§ Task prompt: Gather up all lines that carry the word "Social".

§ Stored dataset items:
···

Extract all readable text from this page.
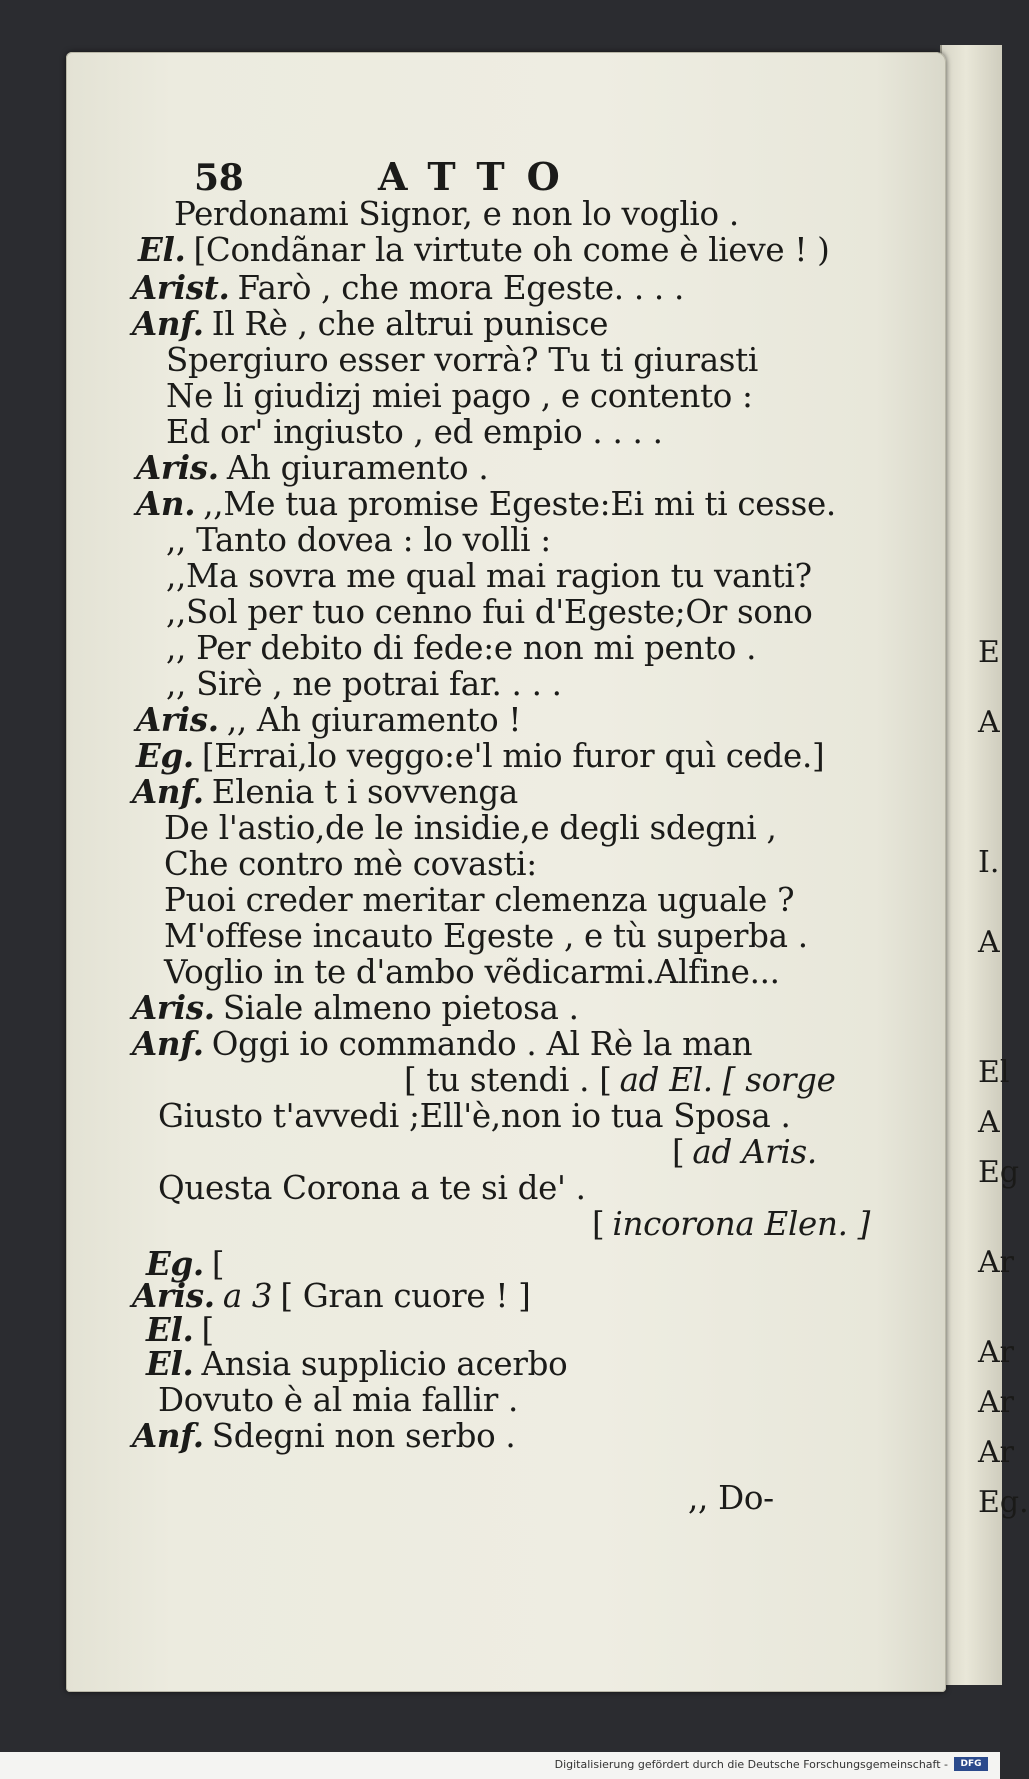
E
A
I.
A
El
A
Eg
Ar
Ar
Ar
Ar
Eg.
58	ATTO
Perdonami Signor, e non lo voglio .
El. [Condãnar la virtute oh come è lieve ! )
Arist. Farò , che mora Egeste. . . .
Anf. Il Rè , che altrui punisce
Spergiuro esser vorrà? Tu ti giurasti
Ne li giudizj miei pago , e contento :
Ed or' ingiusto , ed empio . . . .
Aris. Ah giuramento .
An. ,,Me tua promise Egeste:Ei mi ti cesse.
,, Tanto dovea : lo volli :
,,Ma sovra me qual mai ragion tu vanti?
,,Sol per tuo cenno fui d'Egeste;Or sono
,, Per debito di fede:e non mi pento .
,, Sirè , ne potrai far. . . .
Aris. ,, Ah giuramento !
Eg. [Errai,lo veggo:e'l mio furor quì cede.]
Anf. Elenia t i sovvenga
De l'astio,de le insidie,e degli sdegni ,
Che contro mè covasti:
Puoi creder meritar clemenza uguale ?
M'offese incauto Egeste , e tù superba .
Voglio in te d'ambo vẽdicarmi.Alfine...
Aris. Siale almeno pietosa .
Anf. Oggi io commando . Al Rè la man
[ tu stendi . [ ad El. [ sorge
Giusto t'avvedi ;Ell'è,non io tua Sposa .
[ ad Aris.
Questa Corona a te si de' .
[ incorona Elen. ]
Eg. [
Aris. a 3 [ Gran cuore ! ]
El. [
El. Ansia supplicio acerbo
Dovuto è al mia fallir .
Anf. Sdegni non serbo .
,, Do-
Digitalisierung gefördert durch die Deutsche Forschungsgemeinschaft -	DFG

···

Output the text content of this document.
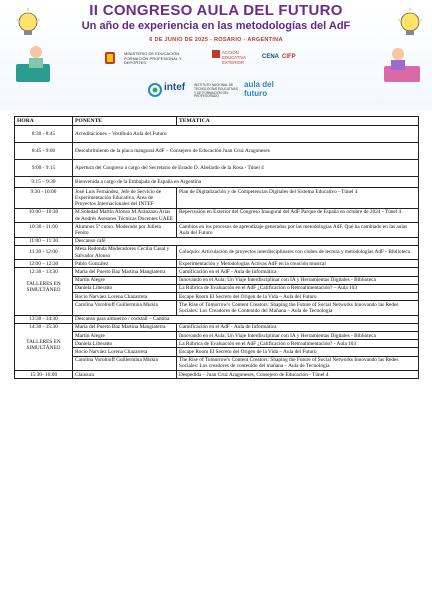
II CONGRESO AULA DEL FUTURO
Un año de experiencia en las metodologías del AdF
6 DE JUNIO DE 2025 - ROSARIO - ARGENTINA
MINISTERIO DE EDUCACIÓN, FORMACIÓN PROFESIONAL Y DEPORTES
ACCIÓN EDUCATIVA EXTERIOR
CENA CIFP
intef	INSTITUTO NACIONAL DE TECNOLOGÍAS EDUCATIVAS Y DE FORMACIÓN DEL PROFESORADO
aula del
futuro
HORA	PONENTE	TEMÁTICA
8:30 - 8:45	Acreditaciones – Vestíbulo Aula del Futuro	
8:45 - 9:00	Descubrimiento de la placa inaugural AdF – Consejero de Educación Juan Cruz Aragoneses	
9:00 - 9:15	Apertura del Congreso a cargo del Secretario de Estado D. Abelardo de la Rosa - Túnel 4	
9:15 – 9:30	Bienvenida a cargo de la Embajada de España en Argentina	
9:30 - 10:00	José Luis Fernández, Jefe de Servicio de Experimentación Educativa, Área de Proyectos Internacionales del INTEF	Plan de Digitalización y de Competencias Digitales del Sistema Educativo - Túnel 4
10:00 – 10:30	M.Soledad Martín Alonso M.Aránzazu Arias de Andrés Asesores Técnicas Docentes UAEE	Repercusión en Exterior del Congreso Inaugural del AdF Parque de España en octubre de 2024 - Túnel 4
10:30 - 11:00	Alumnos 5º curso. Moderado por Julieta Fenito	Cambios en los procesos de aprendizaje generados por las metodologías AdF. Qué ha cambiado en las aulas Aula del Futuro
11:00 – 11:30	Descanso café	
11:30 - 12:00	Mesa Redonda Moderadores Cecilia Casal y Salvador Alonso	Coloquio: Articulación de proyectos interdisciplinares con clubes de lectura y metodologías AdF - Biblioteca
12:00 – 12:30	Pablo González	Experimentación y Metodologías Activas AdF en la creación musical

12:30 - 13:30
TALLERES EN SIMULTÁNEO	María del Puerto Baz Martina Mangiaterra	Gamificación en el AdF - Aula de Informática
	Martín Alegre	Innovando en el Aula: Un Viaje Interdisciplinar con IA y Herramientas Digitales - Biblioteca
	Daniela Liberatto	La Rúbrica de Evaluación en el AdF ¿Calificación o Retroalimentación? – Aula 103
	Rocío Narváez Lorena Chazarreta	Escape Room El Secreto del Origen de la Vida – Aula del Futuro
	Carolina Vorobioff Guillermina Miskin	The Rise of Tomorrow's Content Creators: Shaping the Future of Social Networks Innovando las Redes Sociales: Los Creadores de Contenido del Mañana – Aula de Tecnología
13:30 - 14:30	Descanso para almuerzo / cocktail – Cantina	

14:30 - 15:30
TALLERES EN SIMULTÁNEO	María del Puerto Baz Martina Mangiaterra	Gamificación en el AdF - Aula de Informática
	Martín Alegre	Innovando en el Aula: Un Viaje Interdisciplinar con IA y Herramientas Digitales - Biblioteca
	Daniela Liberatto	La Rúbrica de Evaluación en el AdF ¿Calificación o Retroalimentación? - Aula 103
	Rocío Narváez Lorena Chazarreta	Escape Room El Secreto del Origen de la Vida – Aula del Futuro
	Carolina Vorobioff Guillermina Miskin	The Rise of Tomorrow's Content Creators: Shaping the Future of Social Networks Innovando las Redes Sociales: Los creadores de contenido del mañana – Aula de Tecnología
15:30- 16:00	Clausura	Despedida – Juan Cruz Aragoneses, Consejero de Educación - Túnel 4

···

§ The output:
	Carolina Vorobioff Guillermina Miskin	The Rise of Tomorrow's Content Creators: Shaping the Future of Social Networks Innovando las Redes Sociales: Los Creadores de Contenido del Mañana – Aula de Tecnología
	Carolina Vorobioff Guillermina Miskin	The Rise of Tomorrow's Content Creators: Shaping the Future of Social Networks Innovando las Redes Sociales: Los creadores de contenido del mañana – Aula de Tecnología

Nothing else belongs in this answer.